- Problem details: Every record must be written out once more, with nothing added or omitted.

---- Information given

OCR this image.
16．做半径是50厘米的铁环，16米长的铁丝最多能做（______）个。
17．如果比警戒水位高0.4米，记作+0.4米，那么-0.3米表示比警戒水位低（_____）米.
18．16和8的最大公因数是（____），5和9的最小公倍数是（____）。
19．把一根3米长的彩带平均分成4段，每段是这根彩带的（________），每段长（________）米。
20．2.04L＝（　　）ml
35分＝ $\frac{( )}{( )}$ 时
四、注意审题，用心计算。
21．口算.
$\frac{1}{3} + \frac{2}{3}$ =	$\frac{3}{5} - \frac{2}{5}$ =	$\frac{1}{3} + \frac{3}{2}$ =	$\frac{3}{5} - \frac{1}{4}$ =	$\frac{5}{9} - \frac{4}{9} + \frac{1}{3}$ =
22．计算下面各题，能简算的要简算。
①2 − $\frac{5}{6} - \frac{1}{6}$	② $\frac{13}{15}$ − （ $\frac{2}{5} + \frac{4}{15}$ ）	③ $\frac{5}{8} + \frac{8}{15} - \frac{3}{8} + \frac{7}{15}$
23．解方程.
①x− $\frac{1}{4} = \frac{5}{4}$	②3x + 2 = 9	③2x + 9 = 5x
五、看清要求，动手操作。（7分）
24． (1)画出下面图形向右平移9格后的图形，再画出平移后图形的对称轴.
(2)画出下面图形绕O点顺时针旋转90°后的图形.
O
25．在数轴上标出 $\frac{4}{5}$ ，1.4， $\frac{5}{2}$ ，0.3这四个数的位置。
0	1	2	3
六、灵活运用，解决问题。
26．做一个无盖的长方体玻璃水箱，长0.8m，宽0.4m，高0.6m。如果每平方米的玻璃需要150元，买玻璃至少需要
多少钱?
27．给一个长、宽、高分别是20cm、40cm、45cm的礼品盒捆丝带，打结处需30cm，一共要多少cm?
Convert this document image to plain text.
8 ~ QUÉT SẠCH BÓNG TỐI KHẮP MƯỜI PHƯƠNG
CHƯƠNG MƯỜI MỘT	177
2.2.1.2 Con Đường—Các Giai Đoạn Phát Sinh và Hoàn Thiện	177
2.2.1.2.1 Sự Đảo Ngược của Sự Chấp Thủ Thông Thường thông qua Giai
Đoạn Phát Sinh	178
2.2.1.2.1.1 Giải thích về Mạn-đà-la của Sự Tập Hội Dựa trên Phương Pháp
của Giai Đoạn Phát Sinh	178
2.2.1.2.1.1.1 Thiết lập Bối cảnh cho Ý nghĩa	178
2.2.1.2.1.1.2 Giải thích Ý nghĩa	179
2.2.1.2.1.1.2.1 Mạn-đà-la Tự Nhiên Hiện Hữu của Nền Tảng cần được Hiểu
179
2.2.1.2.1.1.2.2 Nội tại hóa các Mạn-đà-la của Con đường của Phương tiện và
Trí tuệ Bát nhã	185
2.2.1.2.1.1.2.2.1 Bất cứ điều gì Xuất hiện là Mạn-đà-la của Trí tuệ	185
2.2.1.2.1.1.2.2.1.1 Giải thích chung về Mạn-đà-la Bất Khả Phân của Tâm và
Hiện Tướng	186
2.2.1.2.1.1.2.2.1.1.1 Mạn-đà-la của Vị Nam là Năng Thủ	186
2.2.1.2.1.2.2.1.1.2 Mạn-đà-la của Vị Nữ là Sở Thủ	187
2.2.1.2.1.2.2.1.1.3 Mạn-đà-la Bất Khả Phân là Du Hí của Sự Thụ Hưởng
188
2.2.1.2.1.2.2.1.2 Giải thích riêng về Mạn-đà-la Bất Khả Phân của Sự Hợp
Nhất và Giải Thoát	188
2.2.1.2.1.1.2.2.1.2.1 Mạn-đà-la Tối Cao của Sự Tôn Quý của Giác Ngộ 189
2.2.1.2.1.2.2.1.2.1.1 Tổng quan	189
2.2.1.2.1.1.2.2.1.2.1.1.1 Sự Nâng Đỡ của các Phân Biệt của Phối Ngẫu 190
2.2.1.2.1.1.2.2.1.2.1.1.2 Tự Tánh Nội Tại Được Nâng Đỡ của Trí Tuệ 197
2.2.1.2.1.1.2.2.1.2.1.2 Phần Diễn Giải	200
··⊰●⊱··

--------

- Reply to the exercise:
OCR this image.
16．做半径是50厘米的铁环，16米长的铁丝最多能做（______）个。
17．如果比警戒水位高0.4米，记作+0.4米，那么-0.3米表示比警戒水位低（_____）米.
18．16和8的最大公因数是（____），5和9的最小公倍数是（____）。
19．把一根3米长的彩带平均分成4段，每段是这根彩带的（________），每段长（________）米。
20．2.04L＝（　　）ml
35分＝ $\frac{( )}{( )}$ 时
四、注意审题，用心计算。
21．口算.
$\frac{1}{3} + \frac{2}{3}$ =	$\frac{3}{5} - \frac{2}{5}$ =	$\frac{1}{3} + \frac{3}{2}$ =	$\frac{3}{5} - \frac{1}{4}$ =	$\frac{5}{9} - \frac{4}{9} + \frac{1}{3}$ =
22．计算下面各题，能简算的要简算。
①2 − $\frac{5}{6} - \frac{1}{6}$	② $\frac{13}{15}$ − （ $\frac{2}{5} + \frac{4}{15}$ ）	③ $\frac{5}{8} + \frac{8}{15} - \frac{3}{8} + \frac{7}{15}$
23．解方程.
①x− $\frac{1}{4} = \frac{5}{4}$	②3x + 2 = 9	③2x + 9 = 5x
五、看清要求，动手操作。（7分）
24． (1)画出下面图形向右平移9格后的图形，再画出平移后图形的对称轴.
(2)画出下面图形绕O点顺时针旋转90°后的图形.
O
25．在数轴上标出 $\frac{4}{5}$ ，1.4， $\frac{5}{2}$ ，0.3这四个数的位置。
0	1	2	3
六、灵活运用，解决问题。
26．做一个无盖的长方体玻璃水箱，长0.8m，宽0.4m，高0.6m。如果每平方米的玻璃需要150元，买玻璃至少需要
多少钱?
27．给一个长、宽、高分别是20cm、40cm、45cm的礼品盒捆丝带，打结处需30cm，一共要多少cm?
Convert this document image to plain text.
8 ~ QUÉT SẠCH BÓNG TỐI KHẮP MƯỜI PHƯƠNG
CHƯƠNG MƯỜI MỘT	177
2.2.1.2 Con Đường—Các Giai Đoạn Phát Sinh và Hoàn Thiện	177
2.2.1.2.1 Sự Đảo Ngược của Sự Chấp Thủ Thông Thường thông qua Giai
Đoạn Phát Sinh	178
2.2.1.2.1.1 Giải thích về Mạn-đà-la của Sự Tập Hội Dựa trên Phương Pháp
của Giai Đoạn Phát Sinh	178
2.2.1.2.1.1.1 Thiết lập Bối cảnh cho Ý nghĩa	178
2.2.1.2.1.1.2 Giải thích Ý nghĩa	179
2.2.1.2.1.1.2.1 Mạn-đà-la Tự Nhiên Hiện Hữu của Nền Tảng cần được Hiểu
179
2.2.1.2.1.1.2.2 Nội tại hóa các Mạn-đà-la của Con đường của Phương tiện và
Trí tuệ Bát nhã	185
2.2.1.2.1.1.2.2.1 Bất cứ điều gì Xuất hiện là Mạn-đà-la của Trí tuệ	185
2.2.1.2.1.1.2.2.1.1 Giải thích chung về Mạn-đà-la Bất Khả Phân của Tâm và
Hiện Tướng	186
2.2.1.2.1.1.2.2.1.1.1 Mạn-đà-la của Vị Nam là Năng Thủ	186
2.2.1.2.1.2.2.1.1.2 Mạn-đà-la của Vị Nữ là Sở Thủ	187
2.2.1.2.1.2.2.1.1.3 Mạn-đà-la Bất Khả Phân là Du Hí của Sự Thụ Hưởng
188
2.2.1.2.1.2.2.1.2 Giải thích riêng về Mạn-đà-la Bất Khả Phân của Sự Hợp
Nhất và Giải Thoát	188
2.2.1.2.1.1.2.2.1.2.1 Mạn-đà-la Tối Cao của Sự Tôn Quý của Giác Ngộ 189
2.2.1.2.1.2.2.1.2.1.1 Tổng quan	189
2.2.1.2.1.1.2.2.1.2.1.1.1 Sự Nâng Đỡ của các Phân Biệt của Phối Ngẫu 190
2.2.1.2.1.1.2.2.1.2.1.1.2 Tự Tánh Nội Tại Được Nâng Đỡ của Trí Tuệ 197
2.2.1.2.1.1.2.2.1.2.1.2 Phần Diễn Giải	200
··⊰●⊱··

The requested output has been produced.